> Data for this exercise:
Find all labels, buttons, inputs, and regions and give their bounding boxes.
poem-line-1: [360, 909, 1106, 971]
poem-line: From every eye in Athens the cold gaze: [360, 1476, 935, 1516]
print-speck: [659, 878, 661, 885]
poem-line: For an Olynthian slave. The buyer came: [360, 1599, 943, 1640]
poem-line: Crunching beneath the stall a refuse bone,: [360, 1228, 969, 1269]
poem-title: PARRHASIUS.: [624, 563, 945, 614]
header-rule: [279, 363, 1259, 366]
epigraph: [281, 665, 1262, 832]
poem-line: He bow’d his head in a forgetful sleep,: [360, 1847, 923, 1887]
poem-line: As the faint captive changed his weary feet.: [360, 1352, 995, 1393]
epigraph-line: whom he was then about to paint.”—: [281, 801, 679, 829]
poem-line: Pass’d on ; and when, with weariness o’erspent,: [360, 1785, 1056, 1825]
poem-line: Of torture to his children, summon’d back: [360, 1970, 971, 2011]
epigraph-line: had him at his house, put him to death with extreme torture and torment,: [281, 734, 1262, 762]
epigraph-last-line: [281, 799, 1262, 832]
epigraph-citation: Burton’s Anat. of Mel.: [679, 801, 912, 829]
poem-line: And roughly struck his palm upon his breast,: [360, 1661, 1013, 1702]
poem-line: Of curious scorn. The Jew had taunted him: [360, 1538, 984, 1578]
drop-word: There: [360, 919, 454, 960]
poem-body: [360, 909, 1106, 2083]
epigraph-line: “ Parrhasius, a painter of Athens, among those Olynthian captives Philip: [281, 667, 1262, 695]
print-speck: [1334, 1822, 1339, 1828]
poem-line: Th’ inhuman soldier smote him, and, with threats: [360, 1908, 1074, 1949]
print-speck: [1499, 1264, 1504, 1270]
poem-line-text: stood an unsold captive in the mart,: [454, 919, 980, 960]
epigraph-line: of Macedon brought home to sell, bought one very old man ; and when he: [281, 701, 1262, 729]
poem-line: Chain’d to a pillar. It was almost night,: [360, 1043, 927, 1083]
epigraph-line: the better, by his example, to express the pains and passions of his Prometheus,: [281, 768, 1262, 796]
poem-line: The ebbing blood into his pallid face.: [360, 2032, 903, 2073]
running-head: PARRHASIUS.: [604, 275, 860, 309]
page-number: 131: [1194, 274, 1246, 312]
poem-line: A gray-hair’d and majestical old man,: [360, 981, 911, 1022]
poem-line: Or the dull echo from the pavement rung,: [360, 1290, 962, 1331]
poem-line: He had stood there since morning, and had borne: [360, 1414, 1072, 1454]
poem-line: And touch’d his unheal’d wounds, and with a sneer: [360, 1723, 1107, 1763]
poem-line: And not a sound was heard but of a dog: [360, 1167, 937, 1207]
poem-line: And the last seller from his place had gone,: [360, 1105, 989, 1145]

> What is being asked:
Change every "print-speck" in these records to "ink-speck" and write the lines out again, keeping everything else the same.

> Response below:
Find all labels, buttons, inputs, and regions and give their bounding boxes.
poem-line-1: [360, 909, 1106, 971]
poem-line: From every eye in Athens the cold gaze: [360, 1476, 935, 1516]
ink-speck: [659, 878, 661, 885]
poem-line: For an Olynthian slave. The buyer came: [360, 1599, 943, 1640]
poem-line: Crunching beneath the stall a refuse bone,: [360, 1228, 969, 1269]
poem-title: PARRHASIUS.: [624, 563, 945, 614]
header-rule: [279, 363, 1259, 366]
epigraph: [281, 665, 1262, 832]
poem-line: He bow’d his head in a forgetful sleep,: [360, 1847, 923, 1887]
poem-line: As the faint captive changed his weary feet.: [360, 1352, 995, 1393]
epigraph-line: whom he was then about to paint.”—: [281, 801, 679, 829]
poem-line: Pass’d on ; and when, with weariness o’erspent,: [360, 1785, 1056, 1825]
poem-line: Of torture to his children, summon’d back: [360, 1970, 971, 2011]
epigraph-line: had him at his house, put him to death with extreme torture and torment,: [281, 734, 1262, 762]
epigraph-last-line: [281, 799, 1262, 832]
epigraph-citation: Burton’s Anat. of Mel.: [679, 801, 912, 829]
poem-line: And roughly struck his palm upon his breast,: [360, 1661, 1013, 1702]
poem-line: Of curious scorn. The Jew had taunted him: [360, 1538, 984, 1578]
drop-word: There: [360, 919, 454, 960]
poem-body: [360, 909, 1106, 2083]
epigraph-line: “ Parrhasius, a painter of Athens, among those Olynthian captives Philip: [281, 667, 1262, 695]
ink-speck: [1334, 1822, 1339, 1828]
poem-line: Th’ inhuman soldier smote him, and, with threats: [360, 1908, 1074, 1949]
ink-speck: [1499, 1264, 1504, 1270]
poem-line-text: stood an unsold captive in the mart,: [454, 919, 980, 960]
epigraph-line: of Macedon brought home to sell, bought one very old man ; and when he: [281, 701, 1262, 729]
poem-line: Chain’d to a pillar. It was almost night,: [360, 1043, 927, 1083]
epigraph-line: the better, by his example, to express the pains and passions of his Prometheus,: [281, 768, 1262, 796]
poem-line: The ebbing blood into his pallid face.: [360, 2032, 903, 2073]
running-head: PARRHASIUS.: [604, 275, 860, 309]
page-number: 131: [1194, 274, 1246, 312]
poem-line: A gray-hair’d and majestical old man,: [360, 981, 911, 1022]
poem-line: Or the dull echo from the pavement rung,: [360, 1290, 962, 1331]
poem-line: He had stood there since morning, and had borne: [360, 1414, 1072, 1454]
poem-line: And touch’d his unheal’d wounds, and with a sneer: [360, 1723, 1107, 1763]
poem-line: And not a sound was heard but of a dog: [360, 1167, 937, 1207]
poem-line: And the last seller from his place had gone,: [360, 1105, 989, 1145]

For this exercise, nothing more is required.